* **Task objective**
Leaving the pictures aside, transcribe every line below exactly.

######

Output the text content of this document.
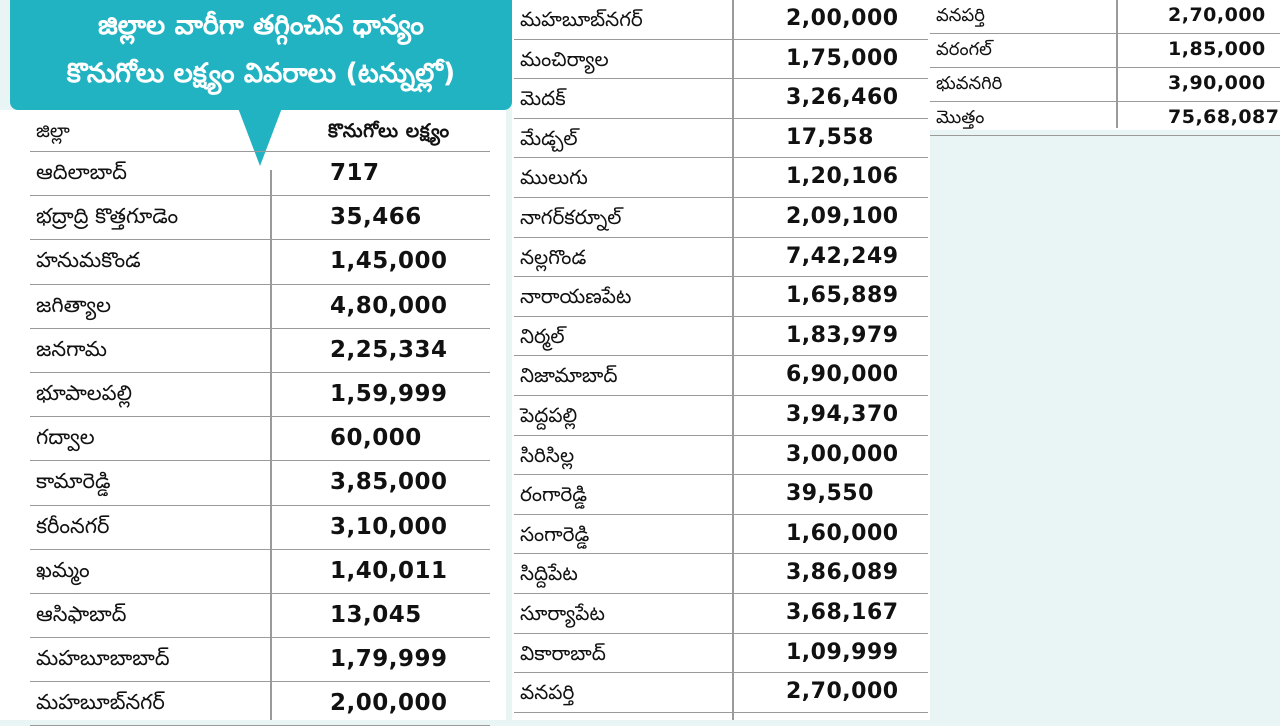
జిల్లాల వారీగా తగ్గించిన ధాన్యం
కొనుగోలు లక్ష్యం వివరాలు (టన్నుల్లో)
జిల్లా	కొనుగోలు లక్ష్యం
ఆదిలాబాద్	717
భద్రాద్రి కొత్తగూడెం	35,466
హనుమకొండ	1,45,000
జగిత్యాల	4,80,000
జనగామ	2,25,334
భూపాలపల్లి	1,59,999
గద్వాల	60,000
కామారెడ్డి	3,85,000
కరీంనగర్	3,10,000
ఖమ్మం	1,40,011
ఆసిఫాబాద్	13,045
మహబూబాబాద్	1,79,999
మహబూబ్‌నగర్	2,00,000
మహబూబ్‌నగర్	2,00,000
మంచిర్యాల	1,75,000
మెదక్	3,26,460
మేడ్చల్	17,558
ములుగు	1,20,106
నాగర్‌కర్నూల్	2,09,100
నల్లగొండ	7,42,249
నారాయణపేట	1,65,889
నిర్మల్	1,83,979
నిజామాబాద్	6,90,000
పెద్దపల్లి	3,94,370
సిరిసిల్ల	3,00,000
రంగారెడ్డి	39,550
సంగారెడ్డి	1,60,000
సిద్దిపేట	3,86,089
సూర్యాపేట	3,68,167
వికారాబాద్	1,09,999
వనపర్తి	2,70,000
వనపర్తి	2,70,000
వరంగల్	1,85,000
భువనగిరి	3,90,000
మొత్తం	75,68,087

######

* **Task response**
Output the text content of this document.
జిల్లాల వారీగా తగ్గించిన ధాన్యం
కొనుగోలు లక్ష్యం వివరాలు (టన్నుల్లో)
జిల్లా	కొనుగోలు లక్ష్యం
ఆదిలాబాద్	717
భద్రాద్రి కొత్తగూడెం	35,466
హనుమకొండ	1,45,000
జగిత్యాల	4,80,000
జనగామ	2,25,334
భూపాలపల్లి	1,59,999
గద్వాల	60,000
కామారెడ్డి	3,85,000
కరీంనగర్	3,10,000
ఖమ్మం	1,40,011
ఆసిఫాబాద్	13,045
మహబూబాబాద్	1,79,999
మహబూబ్‌నగర్	2,00,000
మహబూబ్‌నగర్	2,00,000
మంచిర్యాల	1,75,000
మెదక్	3,26,460
మేడ్చల్	17,558
ములుగు	1,20,106
నాగర్‌కర్నూల్	2,09,100
నల్లగొండ	7,42,249
నారాయణపేట	1,65,889
నిర్మల్	1,83,979
నిజామాబాద్	6,90,000
పెద్దపల్లి	3,94,370
సిరిసిల్ల	3,00,000
రంగారెడ్డి	39,550
సంగారెడ్డి	1,60,000
సిద్దిపేట	3,86,089
సూర్యాపేట	3,68,167
వికారాబాద్	1,09,999
వనపర్తి	2,70,000
వనపర్తి	2,70,000
వరంగల్	1,85,000
భువనగిరి	3,90,000
మొత్తం	75,68,087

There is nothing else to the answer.